TEXT PROVIDED:
But if you revert that, then TARGET_DIR points to the original target/
directory, which does *not* contain the completely-finalised content.

Please see the commits around that one for the full picture:

    git log --oneline 14d43aea0a..543107d390

And see the cover-letter that explains the motivations behind all those
changes:

    http://lists.busybox.net/pipermail/buildroot/2018-March/215450.html

Regards,
Yann E. MORIN.
Yann E. MORIN June 8, 2018, 5:34 p.m. | #9
Arnout, All,

On 2018-06-08 09:48 +0200, Arnout Vandecappelle spake thusly:
> On 08-06-18 01:12, Carlos Santos wrote:
[--SNIP--]
> > BTW, it took me some time to understand the dual personality of TARGET_DIR
> > in fs/common.mk and the role of BASE_TARGET_DIR. Then I found the line in
> > the top Makefile with
> > 
> >   TARGET_DIR = $(if $(ROOTFS),$(ROOTFS_$(ROOTFS)_TARGET_DIR),$(BASE_TARGET_DIR))
> > 
> > I understand that this trick avoids changing fs/*/*.mk replacing each
> > reference to TARGET_DIR by a ROOTFS_<FOO>_TARGET_DIR but it reduces
> > the readability a lot. I'm compelled to restore it to how it was prior
> > to commit 7e9870ce32d.
> 
>  The same (or a similar) trick will be applied to the normal packages for
> per-package host/staging/target (which is ultimately needed for top-level
> parallel build). If we want to avoid it there, we would have to change 785
> package.mk files, and also many package definitions in BR2_EXTERNALs that we
> don't control...
> 
>  That said, I would also prefer to use explicit $(FOO)_TARGET_DIR variables. But
> doing so *will* require legacy handling.
> 
>  Maybe we should indeed use explicit ROOTFS_$(ROOTFS)_TARGET_DIR in our rootfs
> definitions, document that that is the one to use, and wait a year or two before
> deprecating TARGET_DIR entirely.
> 
>  Yann?

Well, It is really cumbersome to have to prefix that directory with the
package name or the rootfs name... TARGET_DIR is just plainly easy to
use.

Especially since we would break a long-established variable name.

And it is not the only variable that changes its content based on the
current package: $(@D) and $(@) et al. Yes, they are make special
variables, but so?

In the end, I still fail to see the problem. But I am usual pretty
stubborn, so... ;-)

Regards,
Yann E. MORIN.
Arnout Vandecappelle (Essensium/Mind) June 8, 2018, 7:58 p.m. | #10
On 08-06-18 19:34, Yann E. MORIN wrote:
> Arnout, All,
> 
> On 2018-06-08 09:48 +0200, Arnout Vandecappelle spake thusly:
>> On 08-06-18 01:12, Carlos Santos wrote:
> [--SNIP--]
>>> BTW, it took me some time to understand the dual personality of TARGET_DIR
>>> in fs/common.mk and the role of BASE_TARGET_DIR. Then I found the line in
>>> the top Makefile with
>>>
>>>   TARGET_DIR = $(if $(ROOTFS),$(ROOTFS_$(ROOTFS)_TARGET_DIR),$(BASE_TARGET_DIR))

PROBLEM 1:
Copy the rows exactly, from the first row down to the row containing "index-entry: Bassett, Marjorie", both included.

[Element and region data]

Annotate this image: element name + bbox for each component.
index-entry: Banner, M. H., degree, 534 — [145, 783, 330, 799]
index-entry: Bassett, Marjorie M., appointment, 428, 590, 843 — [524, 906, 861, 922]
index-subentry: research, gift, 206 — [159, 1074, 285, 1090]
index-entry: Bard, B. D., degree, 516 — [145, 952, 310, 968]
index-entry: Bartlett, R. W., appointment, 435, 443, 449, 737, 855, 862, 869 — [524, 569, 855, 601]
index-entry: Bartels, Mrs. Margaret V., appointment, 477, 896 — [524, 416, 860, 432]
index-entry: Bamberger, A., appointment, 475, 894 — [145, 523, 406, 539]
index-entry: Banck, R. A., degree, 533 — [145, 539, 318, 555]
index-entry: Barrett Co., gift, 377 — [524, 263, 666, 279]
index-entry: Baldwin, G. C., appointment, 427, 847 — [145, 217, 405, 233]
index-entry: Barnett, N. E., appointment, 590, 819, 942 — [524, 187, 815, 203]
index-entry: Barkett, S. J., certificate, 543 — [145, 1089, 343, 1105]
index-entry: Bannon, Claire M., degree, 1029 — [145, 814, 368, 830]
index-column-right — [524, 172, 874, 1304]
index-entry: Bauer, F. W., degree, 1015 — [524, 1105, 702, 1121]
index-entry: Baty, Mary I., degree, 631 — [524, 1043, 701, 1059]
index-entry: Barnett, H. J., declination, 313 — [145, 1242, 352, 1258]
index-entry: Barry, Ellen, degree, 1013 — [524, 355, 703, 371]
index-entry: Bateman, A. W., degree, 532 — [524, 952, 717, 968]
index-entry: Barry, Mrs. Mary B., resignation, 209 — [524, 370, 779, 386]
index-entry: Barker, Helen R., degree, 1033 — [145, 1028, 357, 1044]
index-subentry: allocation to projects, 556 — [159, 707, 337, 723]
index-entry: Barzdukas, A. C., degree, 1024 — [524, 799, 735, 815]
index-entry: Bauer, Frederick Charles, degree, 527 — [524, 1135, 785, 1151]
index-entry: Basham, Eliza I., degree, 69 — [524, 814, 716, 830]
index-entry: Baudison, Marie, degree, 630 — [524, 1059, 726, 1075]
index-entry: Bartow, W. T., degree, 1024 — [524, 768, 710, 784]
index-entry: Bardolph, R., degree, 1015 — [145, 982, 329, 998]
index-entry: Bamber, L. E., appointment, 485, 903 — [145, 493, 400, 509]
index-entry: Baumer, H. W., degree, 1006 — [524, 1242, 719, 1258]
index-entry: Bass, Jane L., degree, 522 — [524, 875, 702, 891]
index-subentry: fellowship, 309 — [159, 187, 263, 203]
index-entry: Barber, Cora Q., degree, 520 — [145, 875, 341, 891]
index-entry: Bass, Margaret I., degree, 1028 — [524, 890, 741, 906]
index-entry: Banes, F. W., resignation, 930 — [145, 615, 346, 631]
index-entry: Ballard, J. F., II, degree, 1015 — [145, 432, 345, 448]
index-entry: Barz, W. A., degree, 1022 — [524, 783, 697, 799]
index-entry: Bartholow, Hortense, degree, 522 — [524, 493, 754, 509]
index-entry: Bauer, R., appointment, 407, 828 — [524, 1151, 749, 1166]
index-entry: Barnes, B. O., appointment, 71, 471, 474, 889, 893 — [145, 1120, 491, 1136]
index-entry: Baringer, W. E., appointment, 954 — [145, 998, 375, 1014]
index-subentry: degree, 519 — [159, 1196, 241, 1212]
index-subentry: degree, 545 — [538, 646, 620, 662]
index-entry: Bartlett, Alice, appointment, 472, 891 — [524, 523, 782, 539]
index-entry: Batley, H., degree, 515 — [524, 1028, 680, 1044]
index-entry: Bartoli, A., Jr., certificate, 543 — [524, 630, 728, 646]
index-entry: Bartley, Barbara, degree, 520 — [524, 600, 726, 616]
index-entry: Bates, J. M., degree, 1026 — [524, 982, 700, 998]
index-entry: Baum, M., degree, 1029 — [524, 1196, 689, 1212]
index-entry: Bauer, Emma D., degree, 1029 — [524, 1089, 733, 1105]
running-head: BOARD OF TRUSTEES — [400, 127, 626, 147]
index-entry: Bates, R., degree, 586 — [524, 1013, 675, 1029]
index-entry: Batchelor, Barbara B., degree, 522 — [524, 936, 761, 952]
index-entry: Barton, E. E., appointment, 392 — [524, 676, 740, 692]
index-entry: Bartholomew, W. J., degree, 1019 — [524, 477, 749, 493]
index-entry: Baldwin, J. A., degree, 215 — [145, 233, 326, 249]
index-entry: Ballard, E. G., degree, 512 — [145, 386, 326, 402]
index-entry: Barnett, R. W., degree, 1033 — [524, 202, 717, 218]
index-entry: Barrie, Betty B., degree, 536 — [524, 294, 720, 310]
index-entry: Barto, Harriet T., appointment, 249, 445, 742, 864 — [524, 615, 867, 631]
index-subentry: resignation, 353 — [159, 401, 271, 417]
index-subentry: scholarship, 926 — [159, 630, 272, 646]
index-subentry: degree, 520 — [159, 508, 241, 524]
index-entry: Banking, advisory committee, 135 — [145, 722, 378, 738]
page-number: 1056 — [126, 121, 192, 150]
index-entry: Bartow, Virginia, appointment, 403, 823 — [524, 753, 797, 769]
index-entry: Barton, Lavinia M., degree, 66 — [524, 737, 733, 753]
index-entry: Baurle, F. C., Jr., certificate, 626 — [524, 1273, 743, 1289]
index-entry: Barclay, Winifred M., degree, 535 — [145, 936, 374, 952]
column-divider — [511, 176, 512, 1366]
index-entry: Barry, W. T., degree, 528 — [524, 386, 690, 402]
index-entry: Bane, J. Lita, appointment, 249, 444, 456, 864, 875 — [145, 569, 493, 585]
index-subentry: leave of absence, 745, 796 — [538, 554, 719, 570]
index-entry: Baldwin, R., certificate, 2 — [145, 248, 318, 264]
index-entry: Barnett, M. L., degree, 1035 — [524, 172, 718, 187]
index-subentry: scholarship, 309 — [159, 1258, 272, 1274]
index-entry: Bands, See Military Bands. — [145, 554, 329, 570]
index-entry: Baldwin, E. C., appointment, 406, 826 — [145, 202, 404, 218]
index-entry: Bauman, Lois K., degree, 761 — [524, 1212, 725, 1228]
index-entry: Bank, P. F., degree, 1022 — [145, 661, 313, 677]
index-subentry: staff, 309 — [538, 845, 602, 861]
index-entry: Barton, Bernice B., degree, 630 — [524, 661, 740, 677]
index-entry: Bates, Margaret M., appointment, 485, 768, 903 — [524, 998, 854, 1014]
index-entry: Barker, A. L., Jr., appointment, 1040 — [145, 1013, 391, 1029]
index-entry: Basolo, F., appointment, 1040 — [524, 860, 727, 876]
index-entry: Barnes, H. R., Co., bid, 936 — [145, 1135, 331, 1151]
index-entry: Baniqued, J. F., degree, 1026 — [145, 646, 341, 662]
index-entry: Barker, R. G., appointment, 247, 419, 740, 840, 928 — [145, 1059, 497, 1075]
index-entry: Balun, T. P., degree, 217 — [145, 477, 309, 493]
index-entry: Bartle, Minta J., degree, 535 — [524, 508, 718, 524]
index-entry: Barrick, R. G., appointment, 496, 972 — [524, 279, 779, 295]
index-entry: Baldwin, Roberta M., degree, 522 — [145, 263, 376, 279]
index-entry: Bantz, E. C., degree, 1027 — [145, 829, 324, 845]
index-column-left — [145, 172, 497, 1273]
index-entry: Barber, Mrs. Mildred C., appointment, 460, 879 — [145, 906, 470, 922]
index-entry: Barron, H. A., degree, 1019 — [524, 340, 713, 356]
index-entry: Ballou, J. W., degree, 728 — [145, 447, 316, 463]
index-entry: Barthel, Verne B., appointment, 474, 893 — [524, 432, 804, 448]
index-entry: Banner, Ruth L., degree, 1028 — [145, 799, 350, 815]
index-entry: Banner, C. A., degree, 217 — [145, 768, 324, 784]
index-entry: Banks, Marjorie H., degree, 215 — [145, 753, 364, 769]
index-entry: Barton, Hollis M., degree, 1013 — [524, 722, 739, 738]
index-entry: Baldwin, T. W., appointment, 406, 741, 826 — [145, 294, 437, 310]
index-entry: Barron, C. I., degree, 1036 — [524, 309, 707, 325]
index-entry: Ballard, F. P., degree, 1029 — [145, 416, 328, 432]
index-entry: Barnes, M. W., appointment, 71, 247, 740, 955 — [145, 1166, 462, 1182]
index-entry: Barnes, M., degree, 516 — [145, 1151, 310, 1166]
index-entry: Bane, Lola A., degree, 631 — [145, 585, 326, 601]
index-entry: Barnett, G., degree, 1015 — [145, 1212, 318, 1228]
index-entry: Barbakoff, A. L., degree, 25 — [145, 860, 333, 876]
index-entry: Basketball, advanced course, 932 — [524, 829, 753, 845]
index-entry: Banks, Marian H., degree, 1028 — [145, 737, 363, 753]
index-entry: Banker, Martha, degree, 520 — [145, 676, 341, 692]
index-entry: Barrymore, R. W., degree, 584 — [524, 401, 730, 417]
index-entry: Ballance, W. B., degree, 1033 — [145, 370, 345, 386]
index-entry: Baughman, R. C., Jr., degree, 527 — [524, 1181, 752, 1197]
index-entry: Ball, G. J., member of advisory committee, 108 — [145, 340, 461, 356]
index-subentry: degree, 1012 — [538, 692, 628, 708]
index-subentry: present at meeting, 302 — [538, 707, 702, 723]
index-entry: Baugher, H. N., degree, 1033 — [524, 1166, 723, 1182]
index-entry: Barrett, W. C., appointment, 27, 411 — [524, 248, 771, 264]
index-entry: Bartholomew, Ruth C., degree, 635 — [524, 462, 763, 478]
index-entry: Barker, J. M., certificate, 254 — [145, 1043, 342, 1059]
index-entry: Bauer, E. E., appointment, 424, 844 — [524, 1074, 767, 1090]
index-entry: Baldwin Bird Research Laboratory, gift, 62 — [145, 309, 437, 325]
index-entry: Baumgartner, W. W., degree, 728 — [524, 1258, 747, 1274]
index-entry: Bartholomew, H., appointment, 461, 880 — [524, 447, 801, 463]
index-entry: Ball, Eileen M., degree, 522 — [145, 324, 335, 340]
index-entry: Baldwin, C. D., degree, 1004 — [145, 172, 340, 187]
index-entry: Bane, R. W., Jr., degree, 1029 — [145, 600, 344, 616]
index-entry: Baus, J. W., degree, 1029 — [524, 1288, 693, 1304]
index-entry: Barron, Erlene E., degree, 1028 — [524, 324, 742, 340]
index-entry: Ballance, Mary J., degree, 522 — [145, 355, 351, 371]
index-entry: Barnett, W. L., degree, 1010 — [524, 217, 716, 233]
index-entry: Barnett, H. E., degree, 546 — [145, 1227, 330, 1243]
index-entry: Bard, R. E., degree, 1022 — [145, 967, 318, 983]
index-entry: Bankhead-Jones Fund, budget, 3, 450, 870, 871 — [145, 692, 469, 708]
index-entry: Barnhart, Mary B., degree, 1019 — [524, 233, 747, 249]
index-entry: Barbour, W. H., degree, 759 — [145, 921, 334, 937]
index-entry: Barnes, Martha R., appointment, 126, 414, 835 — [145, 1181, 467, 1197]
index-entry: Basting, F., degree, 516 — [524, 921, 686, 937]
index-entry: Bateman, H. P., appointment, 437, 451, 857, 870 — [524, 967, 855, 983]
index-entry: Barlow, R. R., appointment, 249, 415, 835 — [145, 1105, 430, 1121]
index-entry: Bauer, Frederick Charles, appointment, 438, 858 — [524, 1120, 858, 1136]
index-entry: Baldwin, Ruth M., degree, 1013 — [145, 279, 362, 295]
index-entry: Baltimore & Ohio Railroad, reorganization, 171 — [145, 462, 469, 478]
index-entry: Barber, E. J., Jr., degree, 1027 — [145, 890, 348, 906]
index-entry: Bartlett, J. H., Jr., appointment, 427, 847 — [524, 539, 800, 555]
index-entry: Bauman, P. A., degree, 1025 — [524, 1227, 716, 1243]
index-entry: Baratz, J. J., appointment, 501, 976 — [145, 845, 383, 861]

PROBLEM 2:
Continue the mailing-list discussion about TARGET_DIR in Buildroot from the point where it stops.

RIGHT ANSWER 1:
Annotate this image: element name + bbox for each component.
index-entry: Banner, M. H., degree, 534 — [145, 783, 330, 799]
index-entry: Bassett, Marjorie M., appointment, 428, 590, 843 — [524, 906, 861, 922]

RIGHT ANSWER 2:
>>>
>>> I understand that this trick avoids changing fs/*/*.mk replacing each
>>> reference to TARGET_DIR by a ROOTFS_<FOO>_TARGET_DIR but it reduces
>>> the readability a lot. I'm compelled to restore it to how it was prior
>>> to commit 7e9870ce32d.
>>
>>  The same (or a similar) trick will be applied to the normal packages for
>> per-package host/staging/target (which is ultimately needed for top-level
>> parallel build). If we want to avoid it there, we would have to change 785
>> package.mk files, and also many package definitions in BR2_EXTERNALs that we
>> don't control...
>>
>>  That said, I would also prefer to use explicit $(FOO)_TARGET_DIR variables. But
>> doing so *will* require legacy handling.
>>
>>  Maybe we should indeed use explicit ROOTFS_$(ROOTFS)_TARGET_DIR in our rootfs
>> definitions, document that that is the one to use, and wait a year or two before
>> deprecating TARGET_DIR entirely.
>>
>>  Yann?
> 
> Well, It is really cumbersome to have to prefix that directory with the
> package name or the rootfs name... TARGET_DIR is just plainly easy to
> use.d

 I don't agree with that - we use FOO_SOME_VARIABLE all over the place in
package foo, so using FOO_TARGET_DIR feels quite natural to me.

> Especially since we would break a long-established variable name.

 That's the worst reason ever :-) Except that indeed there should be a (long)
transition period where the old name is still supported, but we don't use it
internally.


> And it is not the only variable that changes its content based on the
> current package: $(@D) and $(@) et al. Yes, they are make special
> variables, but so?

 That makes a huge difference - people know those variables.

 And anyway, I wouldn't mind to use $(FOO_BUILD_DIR) instead of $(@D). I think
that is easier for people to understand. $(@D) just happens to work because the
stamp files are created in the build directory, which IMO is an implementation
detail that shouldn't leak into the packages.


 Regards,
 Arnout


> In the end, I still fail to see the problem. But I am usual pretty
> stubborn, so... ;-)
> 
> Regards,
> Yann E. MORIN.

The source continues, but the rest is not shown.